** begin DATA ROWS **
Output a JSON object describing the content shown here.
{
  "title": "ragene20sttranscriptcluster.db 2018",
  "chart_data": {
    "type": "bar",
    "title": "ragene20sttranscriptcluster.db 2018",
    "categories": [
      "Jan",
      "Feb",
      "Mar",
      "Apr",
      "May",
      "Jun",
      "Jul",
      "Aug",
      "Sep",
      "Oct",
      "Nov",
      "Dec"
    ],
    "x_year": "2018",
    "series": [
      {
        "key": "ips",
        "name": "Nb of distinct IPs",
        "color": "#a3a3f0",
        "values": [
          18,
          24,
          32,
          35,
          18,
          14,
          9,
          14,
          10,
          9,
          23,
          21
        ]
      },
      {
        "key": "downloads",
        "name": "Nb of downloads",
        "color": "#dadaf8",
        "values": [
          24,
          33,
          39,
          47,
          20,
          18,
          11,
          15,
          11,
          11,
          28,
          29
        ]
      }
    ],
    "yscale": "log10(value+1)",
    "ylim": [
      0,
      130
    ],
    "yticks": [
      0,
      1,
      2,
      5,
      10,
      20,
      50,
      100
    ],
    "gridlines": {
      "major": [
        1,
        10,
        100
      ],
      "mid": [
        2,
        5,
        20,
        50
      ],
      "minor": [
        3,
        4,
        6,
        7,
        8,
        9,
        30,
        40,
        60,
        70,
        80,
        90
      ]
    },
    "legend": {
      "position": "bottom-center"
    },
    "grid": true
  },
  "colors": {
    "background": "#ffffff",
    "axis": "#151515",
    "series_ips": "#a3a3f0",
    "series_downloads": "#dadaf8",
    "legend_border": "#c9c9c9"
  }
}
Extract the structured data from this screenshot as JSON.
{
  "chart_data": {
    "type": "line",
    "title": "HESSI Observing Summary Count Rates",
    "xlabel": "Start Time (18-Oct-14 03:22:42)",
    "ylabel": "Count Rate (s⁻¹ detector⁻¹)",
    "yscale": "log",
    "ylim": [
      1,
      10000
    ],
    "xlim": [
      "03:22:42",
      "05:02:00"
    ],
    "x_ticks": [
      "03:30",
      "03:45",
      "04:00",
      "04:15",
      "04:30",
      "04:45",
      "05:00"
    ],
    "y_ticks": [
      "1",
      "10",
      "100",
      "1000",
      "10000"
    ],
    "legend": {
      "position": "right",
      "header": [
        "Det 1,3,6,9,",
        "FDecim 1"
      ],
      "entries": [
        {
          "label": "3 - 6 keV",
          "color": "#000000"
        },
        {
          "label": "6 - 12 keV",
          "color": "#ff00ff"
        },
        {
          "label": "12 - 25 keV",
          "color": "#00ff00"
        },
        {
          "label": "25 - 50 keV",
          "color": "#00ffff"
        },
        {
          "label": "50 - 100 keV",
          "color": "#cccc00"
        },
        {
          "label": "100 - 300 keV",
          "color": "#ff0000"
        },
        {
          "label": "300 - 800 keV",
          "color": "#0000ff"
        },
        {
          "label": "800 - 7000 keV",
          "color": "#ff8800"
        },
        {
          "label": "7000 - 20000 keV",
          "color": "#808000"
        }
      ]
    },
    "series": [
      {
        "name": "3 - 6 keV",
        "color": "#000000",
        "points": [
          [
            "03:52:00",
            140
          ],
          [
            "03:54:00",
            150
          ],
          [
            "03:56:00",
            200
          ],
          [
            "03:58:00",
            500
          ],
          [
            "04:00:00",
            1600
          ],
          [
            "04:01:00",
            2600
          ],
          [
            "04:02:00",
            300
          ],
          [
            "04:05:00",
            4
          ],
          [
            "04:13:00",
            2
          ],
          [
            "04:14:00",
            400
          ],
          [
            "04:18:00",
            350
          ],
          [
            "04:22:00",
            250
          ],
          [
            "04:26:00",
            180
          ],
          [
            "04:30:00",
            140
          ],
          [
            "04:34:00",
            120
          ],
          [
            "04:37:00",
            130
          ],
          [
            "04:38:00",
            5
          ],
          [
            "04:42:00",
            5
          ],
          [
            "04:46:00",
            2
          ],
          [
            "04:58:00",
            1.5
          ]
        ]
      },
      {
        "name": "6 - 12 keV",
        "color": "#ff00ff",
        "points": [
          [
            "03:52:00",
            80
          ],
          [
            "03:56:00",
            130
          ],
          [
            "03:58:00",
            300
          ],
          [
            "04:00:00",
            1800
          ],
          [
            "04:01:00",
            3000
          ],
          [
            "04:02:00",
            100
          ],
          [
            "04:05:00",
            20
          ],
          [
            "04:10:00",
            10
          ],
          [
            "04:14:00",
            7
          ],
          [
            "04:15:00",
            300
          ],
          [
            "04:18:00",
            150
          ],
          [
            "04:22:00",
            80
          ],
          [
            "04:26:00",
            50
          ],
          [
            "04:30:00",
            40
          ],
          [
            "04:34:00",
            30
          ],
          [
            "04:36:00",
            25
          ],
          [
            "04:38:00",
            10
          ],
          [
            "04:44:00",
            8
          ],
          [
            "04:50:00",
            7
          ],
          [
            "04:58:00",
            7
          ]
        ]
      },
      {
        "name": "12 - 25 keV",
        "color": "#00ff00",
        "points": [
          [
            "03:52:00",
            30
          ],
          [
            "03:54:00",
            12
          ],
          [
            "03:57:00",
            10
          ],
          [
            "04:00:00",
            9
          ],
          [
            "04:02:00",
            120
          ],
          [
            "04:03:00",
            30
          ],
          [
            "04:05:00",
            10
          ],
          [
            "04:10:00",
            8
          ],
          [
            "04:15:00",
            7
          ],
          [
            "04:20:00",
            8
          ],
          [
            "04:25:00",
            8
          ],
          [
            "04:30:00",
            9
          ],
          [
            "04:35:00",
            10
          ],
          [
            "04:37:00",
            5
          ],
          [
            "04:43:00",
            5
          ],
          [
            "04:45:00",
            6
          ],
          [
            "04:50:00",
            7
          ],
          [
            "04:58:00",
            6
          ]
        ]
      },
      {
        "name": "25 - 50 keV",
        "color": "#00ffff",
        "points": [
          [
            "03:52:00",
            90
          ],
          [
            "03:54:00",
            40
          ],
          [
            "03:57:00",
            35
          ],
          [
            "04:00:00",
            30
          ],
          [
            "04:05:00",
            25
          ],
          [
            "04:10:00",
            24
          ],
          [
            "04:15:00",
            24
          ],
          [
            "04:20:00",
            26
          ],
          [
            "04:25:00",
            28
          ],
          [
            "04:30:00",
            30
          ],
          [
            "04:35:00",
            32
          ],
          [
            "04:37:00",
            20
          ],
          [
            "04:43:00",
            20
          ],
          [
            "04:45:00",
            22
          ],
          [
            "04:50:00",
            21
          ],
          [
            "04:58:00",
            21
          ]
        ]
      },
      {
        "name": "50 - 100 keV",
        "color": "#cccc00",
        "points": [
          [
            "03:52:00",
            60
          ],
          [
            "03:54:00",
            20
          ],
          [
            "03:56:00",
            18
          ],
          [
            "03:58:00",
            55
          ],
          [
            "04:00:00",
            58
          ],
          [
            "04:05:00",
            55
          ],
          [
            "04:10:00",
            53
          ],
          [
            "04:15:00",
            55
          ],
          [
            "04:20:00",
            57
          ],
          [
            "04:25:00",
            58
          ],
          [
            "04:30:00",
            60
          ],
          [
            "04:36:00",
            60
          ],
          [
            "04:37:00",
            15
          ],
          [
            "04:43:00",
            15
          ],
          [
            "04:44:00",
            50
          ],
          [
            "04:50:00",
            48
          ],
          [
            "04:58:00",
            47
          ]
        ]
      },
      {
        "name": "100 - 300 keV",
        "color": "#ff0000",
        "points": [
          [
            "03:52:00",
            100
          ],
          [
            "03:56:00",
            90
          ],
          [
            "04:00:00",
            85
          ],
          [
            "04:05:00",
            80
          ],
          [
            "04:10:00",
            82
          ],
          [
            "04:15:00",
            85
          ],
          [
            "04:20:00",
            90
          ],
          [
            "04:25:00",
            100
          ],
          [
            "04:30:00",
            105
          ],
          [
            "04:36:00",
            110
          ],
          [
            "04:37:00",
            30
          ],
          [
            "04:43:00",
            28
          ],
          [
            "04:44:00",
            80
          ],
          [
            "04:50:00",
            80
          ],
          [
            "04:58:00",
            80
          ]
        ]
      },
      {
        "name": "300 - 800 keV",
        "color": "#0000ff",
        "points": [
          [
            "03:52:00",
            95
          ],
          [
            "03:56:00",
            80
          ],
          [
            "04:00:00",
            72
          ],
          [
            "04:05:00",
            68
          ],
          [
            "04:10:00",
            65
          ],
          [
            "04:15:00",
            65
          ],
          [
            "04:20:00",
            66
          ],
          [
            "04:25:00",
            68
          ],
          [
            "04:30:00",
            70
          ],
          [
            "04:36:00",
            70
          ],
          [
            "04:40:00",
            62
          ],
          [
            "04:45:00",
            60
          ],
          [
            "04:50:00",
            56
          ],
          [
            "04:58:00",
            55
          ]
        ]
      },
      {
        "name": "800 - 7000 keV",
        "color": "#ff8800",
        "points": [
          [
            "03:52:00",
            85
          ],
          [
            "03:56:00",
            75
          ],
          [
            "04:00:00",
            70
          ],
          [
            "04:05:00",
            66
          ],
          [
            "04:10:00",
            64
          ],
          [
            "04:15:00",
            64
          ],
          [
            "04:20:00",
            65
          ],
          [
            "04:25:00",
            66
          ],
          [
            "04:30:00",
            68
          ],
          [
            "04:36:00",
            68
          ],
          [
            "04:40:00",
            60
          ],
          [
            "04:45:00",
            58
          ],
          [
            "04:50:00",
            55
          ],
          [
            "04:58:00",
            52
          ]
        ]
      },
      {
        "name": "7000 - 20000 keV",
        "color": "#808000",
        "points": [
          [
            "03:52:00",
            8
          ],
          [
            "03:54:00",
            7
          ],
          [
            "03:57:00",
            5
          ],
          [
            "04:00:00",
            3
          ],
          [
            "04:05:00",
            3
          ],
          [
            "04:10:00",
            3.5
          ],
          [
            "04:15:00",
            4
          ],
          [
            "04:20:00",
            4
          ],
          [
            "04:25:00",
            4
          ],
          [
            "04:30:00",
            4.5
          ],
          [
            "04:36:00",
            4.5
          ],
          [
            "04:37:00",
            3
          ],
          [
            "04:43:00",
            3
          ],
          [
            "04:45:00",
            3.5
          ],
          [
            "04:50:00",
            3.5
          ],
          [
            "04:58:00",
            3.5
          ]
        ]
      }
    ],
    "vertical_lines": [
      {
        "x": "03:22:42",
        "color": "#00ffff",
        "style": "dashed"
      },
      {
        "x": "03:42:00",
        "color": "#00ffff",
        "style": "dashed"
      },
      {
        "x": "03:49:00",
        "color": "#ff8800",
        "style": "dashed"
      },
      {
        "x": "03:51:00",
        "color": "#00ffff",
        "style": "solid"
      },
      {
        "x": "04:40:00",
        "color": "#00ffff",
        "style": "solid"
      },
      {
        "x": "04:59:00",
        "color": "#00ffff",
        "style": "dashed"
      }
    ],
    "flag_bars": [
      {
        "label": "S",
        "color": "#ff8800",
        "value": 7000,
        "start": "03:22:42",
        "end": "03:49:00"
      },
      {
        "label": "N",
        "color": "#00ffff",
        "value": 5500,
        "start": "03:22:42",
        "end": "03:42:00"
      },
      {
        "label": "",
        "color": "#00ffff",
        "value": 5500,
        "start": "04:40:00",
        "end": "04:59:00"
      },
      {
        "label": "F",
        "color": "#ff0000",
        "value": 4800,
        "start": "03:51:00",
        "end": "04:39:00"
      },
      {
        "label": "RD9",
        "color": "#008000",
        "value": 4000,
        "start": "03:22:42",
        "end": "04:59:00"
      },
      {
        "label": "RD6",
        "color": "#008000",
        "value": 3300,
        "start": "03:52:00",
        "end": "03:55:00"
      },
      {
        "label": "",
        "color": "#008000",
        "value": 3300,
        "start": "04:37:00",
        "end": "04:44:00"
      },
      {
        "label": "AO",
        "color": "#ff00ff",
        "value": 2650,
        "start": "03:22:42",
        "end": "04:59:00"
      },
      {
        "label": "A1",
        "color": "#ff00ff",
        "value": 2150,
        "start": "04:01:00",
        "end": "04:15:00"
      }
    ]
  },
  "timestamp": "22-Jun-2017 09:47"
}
** end DATA ROWS **
Scan the records above and report how many lines include the word "Count", without any other text.

REPLY:
2